Aim: Your task is to quote the material that follows, in full and exactly.

Extracted records:
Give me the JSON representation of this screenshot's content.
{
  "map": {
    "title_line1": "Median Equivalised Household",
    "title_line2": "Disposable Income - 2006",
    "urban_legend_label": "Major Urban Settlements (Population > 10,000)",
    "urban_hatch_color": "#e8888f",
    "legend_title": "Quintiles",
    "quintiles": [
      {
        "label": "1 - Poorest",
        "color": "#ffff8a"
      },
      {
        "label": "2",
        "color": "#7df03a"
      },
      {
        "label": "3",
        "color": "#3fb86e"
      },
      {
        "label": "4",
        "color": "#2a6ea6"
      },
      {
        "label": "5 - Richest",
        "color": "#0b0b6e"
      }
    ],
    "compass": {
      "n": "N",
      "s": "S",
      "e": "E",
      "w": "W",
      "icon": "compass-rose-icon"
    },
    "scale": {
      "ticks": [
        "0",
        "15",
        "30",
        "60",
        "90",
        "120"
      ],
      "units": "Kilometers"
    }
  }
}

Solution for this problem:
Give me the JSON representation of this screenshot's content.
{
  "map": {
    "title_line1": "Median Equivalised Household",
    "title_line2": "Disposable Income - 2006",
    "urban_legend_label": "Major Urban Settlements (Population > 10,000)",
    "urban_hatch_color": "#e8888f",
    "legend_title": "Quintiles",
    "quintiles": [
      {
        "label": "1 - Poorest",
        "color": "#ffff8a"
      },
      {
        "label": "2",
        "color": "#7df03a"
      },
      {
        "label": "3",
        "color": "#3fb86e"
      },
      {
        "label": "4",
        "color": "#2a6ea6"
      },
      {
        "label": "5 - Richest",
        "color": "#0b0b6e"
      }
    ],
    "compass": {
      "n": "N",
      "s": "S",
      "e": "E",
      "w": "W",
      "icon": "compass-rose-icon"
    },
    "scale": {
      "ticks": [
        "0",
        "15",
        "30",
        "60",
        "90",
        "120"
      ],
      "units": "Kilometers"
    }
  }
}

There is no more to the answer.